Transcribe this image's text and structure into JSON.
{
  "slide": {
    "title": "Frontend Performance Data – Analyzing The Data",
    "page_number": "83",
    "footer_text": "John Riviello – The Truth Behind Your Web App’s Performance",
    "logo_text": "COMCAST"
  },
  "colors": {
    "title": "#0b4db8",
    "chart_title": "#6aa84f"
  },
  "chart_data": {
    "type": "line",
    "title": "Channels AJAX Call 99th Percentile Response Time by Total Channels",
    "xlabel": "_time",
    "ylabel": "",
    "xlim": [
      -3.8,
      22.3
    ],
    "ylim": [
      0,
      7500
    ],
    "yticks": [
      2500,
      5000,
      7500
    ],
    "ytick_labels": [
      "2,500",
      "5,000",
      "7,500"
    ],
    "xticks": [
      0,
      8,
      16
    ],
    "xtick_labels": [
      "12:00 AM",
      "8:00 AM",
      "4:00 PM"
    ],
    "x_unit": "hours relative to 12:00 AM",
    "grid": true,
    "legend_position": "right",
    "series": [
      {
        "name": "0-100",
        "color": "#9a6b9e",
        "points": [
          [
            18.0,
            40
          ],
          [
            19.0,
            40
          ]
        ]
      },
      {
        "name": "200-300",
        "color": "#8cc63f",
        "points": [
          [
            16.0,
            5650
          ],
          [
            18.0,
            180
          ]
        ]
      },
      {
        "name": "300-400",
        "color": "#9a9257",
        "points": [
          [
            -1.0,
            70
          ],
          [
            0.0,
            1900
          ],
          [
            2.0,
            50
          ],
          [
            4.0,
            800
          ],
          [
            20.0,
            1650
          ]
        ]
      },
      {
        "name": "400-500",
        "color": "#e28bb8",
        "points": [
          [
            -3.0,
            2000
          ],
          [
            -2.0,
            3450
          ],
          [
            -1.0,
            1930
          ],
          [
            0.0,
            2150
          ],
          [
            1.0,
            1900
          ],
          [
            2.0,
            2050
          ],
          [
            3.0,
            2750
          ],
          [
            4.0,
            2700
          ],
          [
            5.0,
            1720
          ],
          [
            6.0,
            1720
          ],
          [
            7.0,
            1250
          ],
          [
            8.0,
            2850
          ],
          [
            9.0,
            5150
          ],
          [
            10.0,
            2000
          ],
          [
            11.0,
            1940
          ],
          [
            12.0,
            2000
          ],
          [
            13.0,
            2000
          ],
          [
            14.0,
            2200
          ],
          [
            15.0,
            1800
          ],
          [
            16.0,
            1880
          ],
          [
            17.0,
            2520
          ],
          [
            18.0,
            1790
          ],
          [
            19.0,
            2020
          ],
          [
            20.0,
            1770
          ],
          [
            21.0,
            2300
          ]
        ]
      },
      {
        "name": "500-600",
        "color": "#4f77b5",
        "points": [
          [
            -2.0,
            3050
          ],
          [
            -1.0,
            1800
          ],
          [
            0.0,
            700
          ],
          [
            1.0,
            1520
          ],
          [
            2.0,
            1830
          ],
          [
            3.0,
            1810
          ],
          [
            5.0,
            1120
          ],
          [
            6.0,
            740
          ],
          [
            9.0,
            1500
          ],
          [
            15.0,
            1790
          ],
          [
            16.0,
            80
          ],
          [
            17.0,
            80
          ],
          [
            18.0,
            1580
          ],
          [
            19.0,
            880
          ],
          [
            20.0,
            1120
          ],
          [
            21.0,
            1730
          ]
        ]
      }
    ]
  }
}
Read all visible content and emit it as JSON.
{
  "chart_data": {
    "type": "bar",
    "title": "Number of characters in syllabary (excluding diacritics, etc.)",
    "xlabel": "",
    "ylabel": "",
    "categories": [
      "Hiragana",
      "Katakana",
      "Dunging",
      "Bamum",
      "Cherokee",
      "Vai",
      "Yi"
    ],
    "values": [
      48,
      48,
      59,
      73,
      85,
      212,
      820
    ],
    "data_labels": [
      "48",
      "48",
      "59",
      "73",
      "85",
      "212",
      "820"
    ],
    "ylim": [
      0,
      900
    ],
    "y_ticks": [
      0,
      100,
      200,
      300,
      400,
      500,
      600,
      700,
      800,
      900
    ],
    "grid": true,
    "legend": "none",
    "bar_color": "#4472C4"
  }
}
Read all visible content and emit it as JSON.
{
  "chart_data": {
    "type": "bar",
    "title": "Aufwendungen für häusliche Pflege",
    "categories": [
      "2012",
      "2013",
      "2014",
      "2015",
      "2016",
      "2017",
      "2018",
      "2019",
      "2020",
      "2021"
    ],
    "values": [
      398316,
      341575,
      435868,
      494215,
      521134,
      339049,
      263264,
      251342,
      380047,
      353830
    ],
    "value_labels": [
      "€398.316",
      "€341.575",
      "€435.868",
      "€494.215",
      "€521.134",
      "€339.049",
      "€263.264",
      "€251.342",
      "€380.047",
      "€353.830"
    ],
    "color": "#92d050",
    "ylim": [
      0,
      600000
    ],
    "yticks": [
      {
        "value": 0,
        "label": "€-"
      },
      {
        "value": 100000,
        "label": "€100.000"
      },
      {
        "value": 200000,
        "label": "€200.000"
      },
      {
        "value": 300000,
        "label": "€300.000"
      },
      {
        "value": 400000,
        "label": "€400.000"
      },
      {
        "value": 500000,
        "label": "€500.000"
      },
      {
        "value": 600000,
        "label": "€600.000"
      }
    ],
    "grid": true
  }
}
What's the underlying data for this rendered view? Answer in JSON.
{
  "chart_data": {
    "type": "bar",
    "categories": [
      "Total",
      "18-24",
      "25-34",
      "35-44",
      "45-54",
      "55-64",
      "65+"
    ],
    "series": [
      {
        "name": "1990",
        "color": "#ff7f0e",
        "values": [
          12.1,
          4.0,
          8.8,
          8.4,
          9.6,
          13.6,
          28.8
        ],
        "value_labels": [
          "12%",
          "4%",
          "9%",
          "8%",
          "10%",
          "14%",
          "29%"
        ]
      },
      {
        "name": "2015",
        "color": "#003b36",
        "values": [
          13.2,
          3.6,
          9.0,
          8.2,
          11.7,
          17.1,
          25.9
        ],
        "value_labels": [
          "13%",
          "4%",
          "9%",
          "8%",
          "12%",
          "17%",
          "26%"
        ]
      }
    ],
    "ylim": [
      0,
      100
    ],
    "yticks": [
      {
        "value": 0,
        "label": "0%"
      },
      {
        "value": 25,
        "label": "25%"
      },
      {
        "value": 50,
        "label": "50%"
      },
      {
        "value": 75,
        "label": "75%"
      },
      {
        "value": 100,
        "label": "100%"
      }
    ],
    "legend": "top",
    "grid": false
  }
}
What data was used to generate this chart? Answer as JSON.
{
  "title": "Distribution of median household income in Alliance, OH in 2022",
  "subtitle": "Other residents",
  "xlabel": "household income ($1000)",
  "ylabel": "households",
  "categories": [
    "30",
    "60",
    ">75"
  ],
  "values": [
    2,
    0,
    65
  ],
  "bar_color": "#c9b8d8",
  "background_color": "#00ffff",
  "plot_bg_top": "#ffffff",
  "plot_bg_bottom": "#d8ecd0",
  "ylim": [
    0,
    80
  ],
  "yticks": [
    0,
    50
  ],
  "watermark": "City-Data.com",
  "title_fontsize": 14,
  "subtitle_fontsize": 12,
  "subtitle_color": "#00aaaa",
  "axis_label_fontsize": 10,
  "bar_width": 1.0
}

────────

• **Problem details**
Search the data for "this". Copy every line that has it.

• **Written reply**
Transcribe this image's text and structure into JSON.
What's the underlying data for this rendered view? Answer in JSON.
What data was used to generate this chart? Answer as JSON.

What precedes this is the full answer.